◆ **PROVIDED RECORDS**
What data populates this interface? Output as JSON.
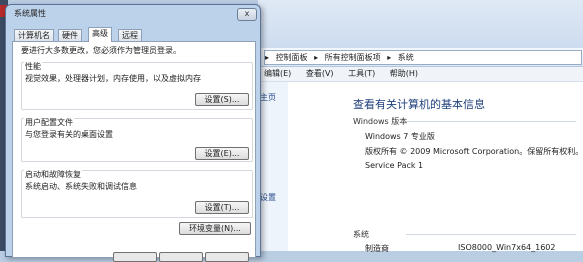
{
  "explorer": {
    "breadcrumb": [
      "控制面板",
      "所有控制面板项",
      "系统"
    ],
    "menu": [
      "编辑(E)",
      "查看(V)",
      "工具(T)",
      "帮助(H)"
    ],
    "nav_items": [
      "主页",
      "设置"
    ],
    "heading": "查看有关计算机的基本信息",
    "windows_edition_label": "Windows 版本",
    "windows_edition": "Windows 7 专业版",
    "copyright": "版权所有 © 2009 Microsoft Corporation。保留所有权利。",
    "service_pack": "Service Pack 1",
    "system_label": "系统",
    "model_label": "制造商",
    "model_value": "ISO8000_Win7x64_1602"
  },
  "dialog": {
    "title": "系统属性",
    "close_label": "x",
    "tabs": [
      "计算机名",
      "硬件",
      "高级",
      "远程"
    ],
    "admin_note": "要进行大多数更改，您必须作为管理员登录。",
    "performance": {
      "title": "性能",
      "desc": "视觉效果，处理器计划，内存使用，以及虚拟内存",
      "button": "设置(S)..."
    },
    "user_profiles": {
      "title": "用户配置文件",
      "desc": "与您登录有关的桌面设置",
      "button": "设置(E)..."
    },
    "startup": {
      "title": "启动和故障恢复",
      "desc": "系统启动、系统失败和调试信息",
      "button": "设置(T)..."
    },
    "env_button": "环境变量(N)..."
  }
}
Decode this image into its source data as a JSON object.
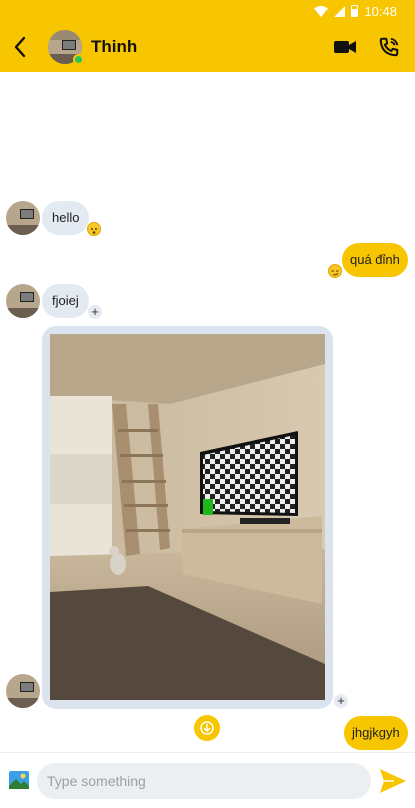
{
  "status_bar": {
    "time": "10:48",
    "icons": [
      "wifi-icon",
      "signal-icon",
      "battery-icon"
    ]
  },
  "header": {
    "contact_name": "Thinh",
    "online": true,
    "actions": [
      "video-call-icon",
      "phone-call-icon"
    ]
  },
  "messages": [
    {
      "direction": "incoming",
      "text": "hello",
      "reaction": "surprised-emoji"
    },
    {
      "direction": "outgoing",
      "text": "quá đỉnh",
      "reaction": "smirk-emoji"
    },
    {
      "direction": "incoming",
      "text": "fjoiej",
      "reaction_add": "+"
    },
    {
      "direction": "incoming",
      "type": "image",
      "image_desc_icon": "room-photo",
      "reaction_add": "+"
    },
    {
      "direction": "outgoing",
      "text": "jhgjkgyh"
    }
  ],
  "composer": {
    "placeholder": "Type something"
  },
  "colors": {
    "accent": "#f7c600",
    "incoming_bubble": "#e3eaf1",
    "online": "#22c55e"
  }
}
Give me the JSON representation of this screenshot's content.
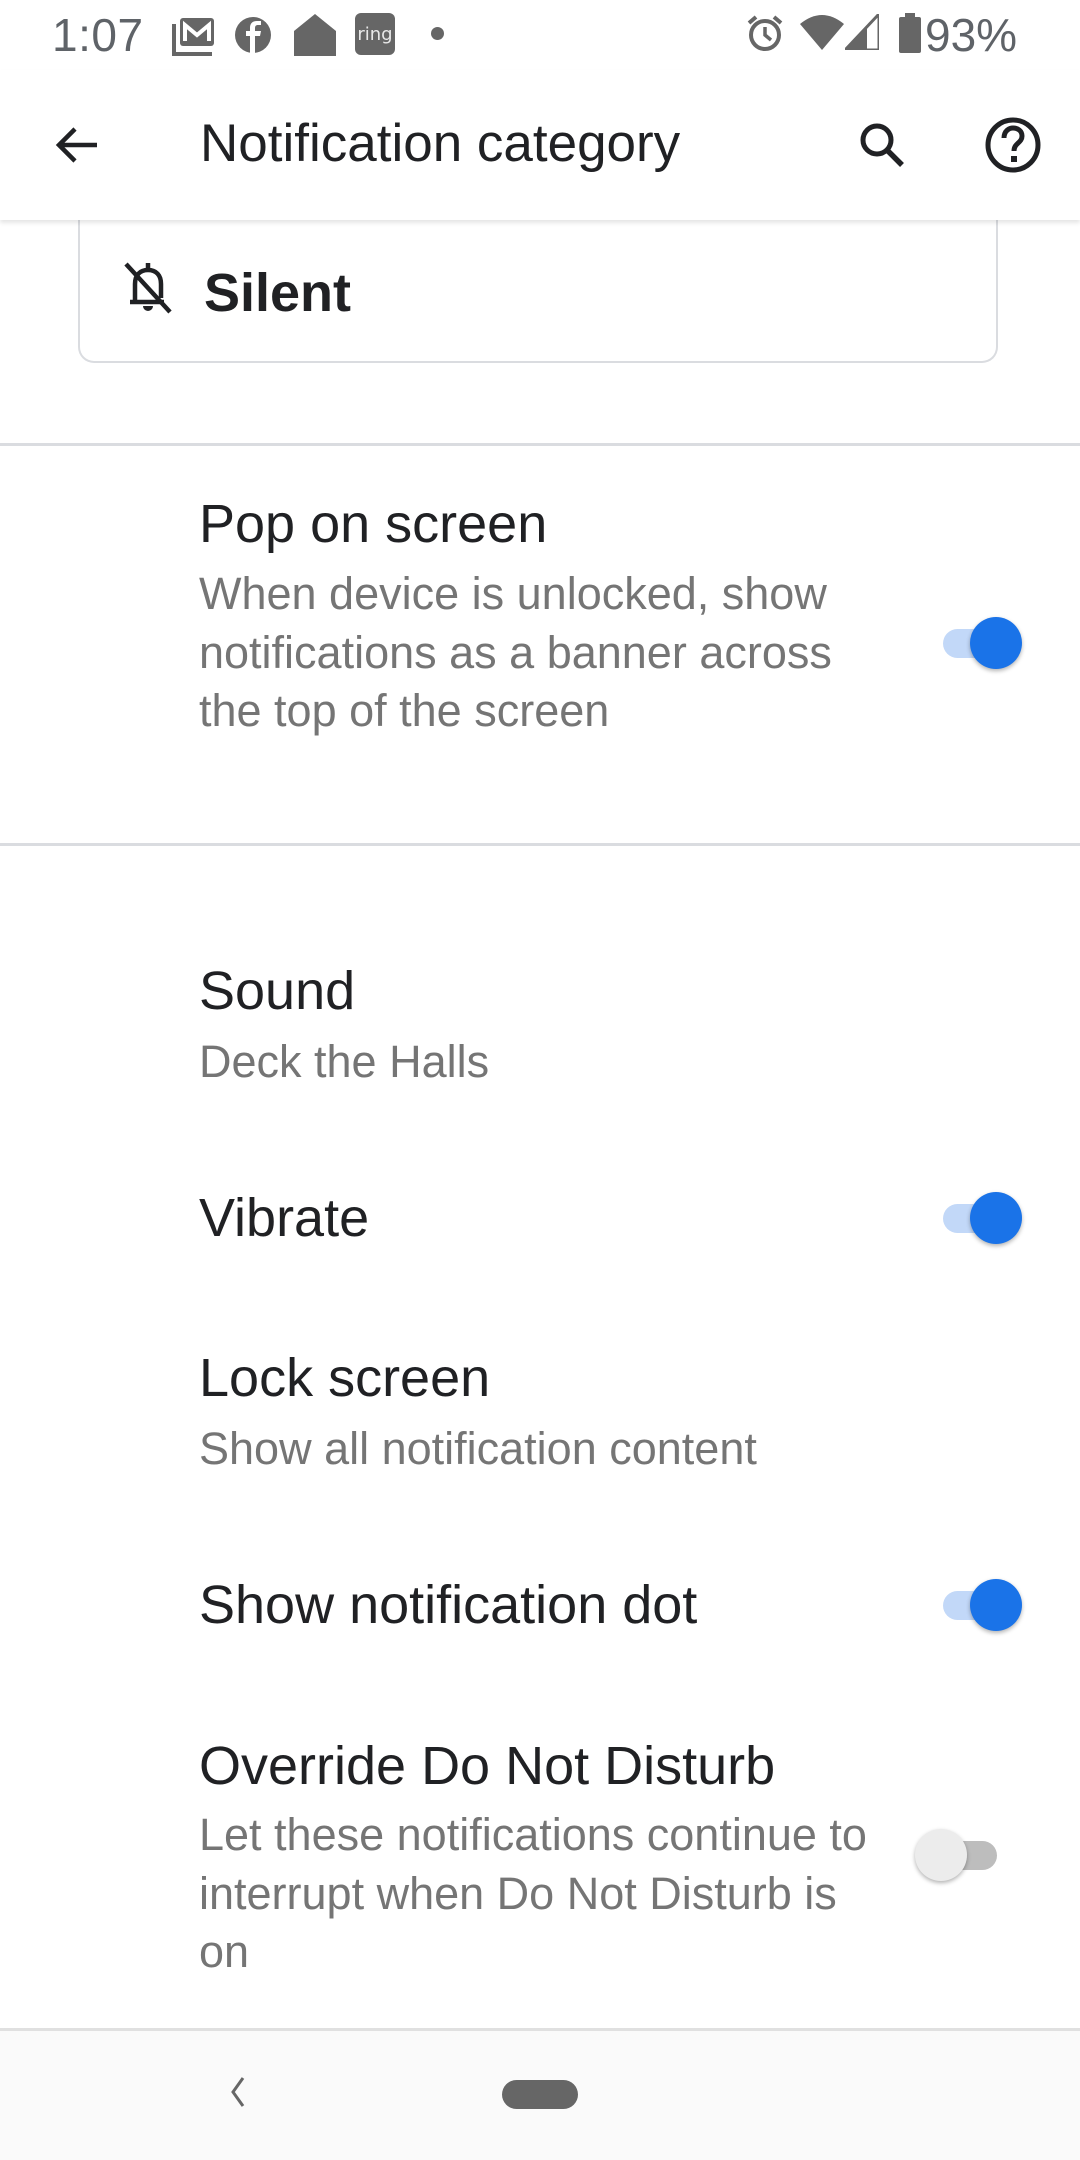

◆ **TASK DIRECTIONS**
Ascertain the number of lines in the entries that include the word "this", and report only that number.

◆ **SOLVED EXERCISE**
3